DATA EXTRACT:
________________________
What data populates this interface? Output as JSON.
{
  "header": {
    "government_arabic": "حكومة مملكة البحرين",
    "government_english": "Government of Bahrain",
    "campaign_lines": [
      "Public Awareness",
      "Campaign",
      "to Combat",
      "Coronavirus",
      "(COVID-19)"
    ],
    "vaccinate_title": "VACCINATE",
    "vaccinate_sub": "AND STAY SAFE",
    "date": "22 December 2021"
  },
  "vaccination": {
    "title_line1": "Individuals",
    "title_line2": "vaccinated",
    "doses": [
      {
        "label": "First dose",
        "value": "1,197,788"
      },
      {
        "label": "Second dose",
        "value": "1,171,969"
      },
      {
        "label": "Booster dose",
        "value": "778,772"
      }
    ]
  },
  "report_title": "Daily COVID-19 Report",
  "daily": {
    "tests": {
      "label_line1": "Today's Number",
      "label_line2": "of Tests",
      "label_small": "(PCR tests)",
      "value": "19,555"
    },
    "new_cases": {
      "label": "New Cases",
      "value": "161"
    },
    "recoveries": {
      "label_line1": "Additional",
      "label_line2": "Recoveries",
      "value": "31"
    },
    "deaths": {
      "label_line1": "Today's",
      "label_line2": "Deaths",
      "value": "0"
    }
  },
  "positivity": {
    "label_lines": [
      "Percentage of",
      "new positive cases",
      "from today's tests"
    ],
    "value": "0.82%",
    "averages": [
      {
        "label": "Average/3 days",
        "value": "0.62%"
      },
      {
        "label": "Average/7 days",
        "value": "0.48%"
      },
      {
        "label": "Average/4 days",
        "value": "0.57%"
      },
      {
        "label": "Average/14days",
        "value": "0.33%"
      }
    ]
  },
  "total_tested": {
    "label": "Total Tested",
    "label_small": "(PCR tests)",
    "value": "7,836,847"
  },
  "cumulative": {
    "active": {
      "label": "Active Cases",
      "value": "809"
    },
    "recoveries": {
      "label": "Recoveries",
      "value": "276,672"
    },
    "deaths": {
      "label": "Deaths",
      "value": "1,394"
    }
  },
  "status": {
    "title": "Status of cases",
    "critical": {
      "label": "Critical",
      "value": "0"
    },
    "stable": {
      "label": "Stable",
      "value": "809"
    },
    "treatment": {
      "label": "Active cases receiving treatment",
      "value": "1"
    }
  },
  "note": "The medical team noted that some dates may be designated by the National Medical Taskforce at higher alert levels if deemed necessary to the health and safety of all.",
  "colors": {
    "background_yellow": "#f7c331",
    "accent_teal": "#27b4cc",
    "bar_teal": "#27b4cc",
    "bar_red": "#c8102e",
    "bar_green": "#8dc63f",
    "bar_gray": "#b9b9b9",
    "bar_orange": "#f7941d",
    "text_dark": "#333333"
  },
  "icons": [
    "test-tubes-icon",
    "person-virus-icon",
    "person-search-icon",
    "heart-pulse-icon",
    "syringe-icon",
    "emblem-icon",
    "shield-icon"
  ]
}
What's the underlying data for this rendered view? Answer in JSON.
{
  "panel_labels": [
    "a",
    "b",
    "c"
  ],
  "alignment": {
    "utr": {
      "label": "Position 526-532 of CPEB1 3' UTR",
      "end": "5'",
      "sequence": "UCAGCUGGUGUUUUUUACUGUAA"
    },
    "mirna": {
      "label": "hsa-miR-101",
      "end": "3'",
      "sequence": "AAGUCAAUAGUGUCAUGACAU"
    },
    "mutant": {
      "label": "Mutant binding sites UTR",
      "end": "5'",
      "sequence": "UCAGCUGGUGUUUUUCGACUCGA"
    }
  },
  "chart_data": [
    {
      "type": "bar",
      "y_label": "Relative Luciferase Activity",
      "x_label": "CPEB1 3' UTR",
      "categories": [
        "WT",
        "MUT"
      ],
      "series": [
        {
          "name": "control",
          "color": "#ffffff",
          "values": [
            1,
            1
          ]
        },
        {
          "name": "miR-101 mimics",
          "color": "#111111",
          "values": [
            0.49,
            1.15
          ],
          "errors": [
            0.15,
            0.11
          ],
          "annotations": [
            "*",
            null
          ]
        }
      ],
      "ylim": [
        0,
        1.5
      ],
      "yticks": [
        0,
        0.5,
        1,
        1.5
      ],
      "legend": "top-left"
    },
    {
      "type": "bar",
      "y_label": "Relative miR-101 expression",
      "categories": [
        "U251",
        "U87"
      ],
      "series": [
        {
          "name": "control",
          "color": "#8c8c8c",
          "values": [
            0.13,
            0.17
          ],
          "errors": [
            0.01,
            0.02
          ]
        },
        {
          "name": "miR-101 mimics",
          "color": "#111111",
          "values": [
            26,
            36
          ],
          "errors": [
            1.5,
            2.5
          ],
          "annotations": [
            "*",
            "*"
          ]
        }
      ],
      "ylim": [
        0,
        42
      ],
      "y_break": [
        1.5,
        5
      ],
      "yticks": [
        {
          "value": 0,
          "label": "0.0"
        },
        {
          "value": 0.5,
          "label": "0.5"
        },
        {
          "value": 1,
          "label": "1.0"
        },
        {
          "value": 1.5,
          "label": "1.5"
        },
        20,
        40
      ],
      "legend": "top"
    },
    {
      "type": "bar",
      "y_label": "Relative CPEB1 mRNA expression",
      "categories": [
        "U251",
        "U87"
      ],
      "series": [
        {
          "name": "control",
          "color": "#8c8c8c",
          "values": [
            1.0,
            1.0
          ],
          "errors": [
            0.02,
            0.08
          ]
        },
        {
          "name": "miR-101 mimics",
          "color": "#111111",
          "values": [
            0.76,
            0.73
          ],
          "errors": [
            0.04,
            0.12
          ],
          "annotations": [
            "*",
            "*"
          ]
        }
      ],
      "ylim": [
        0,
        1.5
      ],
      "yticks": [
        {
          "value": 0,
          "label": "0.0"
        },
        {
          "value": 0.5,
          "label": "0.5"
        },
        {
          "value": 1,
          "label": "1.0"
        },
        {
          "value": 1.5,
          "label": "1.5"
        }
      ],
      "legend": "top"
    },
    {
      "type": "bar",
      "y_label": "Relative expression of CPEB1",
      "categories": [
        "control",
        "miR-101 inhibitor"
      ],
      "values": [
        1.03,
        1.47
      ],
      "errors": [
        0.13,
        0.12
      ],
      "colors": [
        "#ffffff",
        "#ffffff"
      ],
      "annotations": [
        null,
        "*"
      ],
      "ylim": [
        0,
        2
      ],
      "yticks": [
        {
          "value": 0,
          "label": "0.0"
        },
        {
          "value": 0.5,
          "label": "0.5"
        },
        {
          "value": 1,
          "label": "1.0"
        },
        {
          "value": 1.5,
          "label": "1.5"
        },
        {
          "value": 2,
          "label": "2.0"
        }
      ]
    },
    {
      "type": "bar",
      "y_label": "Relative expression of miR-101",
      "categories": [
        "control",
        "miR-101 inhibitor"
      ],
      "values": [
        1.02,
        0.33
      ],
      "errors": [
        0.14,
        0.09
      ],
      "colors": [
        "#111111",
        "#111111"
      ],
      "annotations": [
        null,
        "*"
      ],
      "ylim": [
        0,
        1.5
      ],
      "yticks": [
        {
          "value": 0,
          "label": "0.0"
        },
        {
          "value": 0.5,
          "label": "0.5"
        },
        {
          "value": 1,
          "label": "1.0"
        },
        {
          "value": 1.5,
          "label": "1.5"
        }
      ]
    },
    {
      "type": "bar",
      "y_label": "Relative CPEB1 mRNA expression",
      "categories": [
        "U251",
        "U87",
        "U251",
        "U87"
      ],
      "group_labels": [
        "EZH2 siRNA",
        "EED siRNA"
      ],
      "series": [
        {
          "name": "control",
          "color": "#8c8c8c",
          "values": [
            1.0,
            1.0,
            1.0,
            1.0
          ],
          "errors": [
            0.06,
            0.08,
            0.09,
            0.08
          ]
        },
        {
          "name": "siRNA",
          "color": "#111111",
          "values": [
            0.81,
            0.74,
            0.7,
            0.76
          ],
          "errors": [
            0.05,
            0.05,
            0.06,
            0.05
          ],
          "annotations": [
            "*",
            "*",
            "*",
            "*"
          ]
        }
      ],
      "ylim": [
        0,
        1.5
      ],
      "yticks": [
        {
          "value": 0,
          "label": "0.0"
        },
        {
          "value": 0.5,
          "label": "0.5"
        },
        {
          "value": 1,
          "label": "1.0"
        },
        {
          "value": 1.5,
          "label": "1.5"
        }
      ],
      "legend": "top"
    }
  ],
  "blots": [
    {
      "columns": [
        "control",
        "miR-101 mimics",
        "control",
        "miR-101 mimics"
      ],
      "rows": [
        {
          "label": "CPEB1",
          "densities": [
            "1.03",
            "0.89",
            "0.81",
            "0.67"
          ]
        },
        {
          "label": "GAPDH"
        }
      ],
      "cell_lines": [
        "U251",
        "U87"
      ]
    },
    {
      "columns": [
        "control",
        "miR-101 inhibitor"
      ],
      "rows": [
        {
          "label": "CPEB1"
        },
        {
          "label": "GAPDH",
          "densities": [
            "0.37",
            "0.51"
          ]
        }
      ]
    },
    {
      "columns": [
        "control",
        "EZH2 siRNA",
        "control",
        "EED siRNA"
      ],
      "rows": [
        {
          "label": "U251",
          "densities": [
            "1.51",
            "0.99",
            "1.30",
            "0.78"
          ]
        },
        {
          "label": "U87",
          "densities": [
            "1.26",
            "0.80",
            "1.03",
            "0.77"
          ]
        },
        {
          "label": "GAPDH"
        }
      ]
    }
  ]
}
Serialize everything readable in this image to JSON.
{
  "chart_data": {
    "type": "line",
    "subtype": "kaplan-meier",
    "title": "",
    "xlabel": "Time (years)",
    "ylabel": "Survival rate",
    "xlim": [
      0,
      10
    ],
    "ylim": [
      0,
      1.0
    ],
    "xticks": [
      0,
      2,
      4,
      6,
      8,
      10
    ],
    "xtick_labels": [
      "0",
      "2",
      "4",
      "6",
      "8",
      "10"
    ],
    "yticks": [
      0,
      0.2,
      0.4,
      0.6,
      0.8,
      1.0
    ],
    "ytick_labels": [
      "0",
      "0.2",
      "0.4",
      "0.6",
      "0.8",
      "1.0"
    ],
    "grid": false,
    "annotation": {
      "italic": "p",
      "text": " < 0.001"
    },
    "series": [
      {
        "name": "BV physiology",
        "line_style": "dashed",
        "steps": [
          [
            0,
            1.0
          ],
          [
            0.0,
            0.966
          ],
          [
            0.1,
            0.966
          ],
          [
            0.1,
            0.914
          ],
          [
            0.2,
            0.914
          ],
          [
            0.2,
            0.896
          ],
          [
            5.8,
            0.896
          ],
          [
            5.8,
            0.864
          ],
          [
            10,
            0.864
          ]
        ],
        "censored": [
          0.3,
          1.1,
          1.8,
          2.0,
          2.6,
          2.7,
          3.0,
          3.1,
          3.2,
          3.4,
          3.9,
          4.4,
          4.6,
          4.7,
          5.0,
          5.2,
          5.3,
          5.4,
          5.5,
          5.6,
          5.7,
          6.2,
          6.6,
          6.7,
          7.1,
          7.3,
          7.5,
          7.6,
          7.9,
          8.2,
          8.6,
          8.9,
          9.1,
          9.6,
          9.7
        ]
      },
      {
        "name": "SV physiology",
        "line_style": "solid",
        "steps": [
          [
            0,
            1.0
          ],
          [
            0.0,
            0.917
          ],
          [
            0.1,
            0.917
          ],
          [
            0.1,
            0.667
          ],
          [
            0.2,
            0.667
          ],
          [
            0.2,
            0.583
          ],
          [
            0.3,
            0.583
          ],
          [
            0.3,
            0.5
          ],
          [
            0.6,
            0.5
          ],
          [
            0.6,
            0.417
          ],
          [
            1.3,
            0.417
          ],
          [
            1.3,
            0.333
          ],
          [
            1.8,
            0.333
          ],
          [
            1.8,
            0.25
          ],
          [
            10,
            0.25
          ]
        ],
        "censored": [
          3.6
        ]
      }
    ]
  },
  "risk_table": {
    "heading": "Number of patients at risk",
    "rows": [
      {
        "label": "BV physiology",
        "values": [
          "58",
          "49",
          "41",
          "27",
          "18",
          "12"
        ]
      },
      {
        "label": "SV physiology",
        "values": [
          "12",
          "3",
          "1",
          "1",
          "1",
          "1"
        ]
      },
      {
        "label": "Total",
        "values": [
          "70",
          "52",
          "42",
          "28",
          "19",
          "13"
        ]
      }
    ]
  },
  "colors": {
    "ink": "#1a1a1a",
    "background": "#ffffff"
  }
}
________________________
TASK TO COMPLETE: Your answer should be the lines of the records that hold the string "What".

WRITTEN SOLUTION:
What data populates this interface? Output as JSON.
What's the underlying data for this rendered view? Answer in JSON.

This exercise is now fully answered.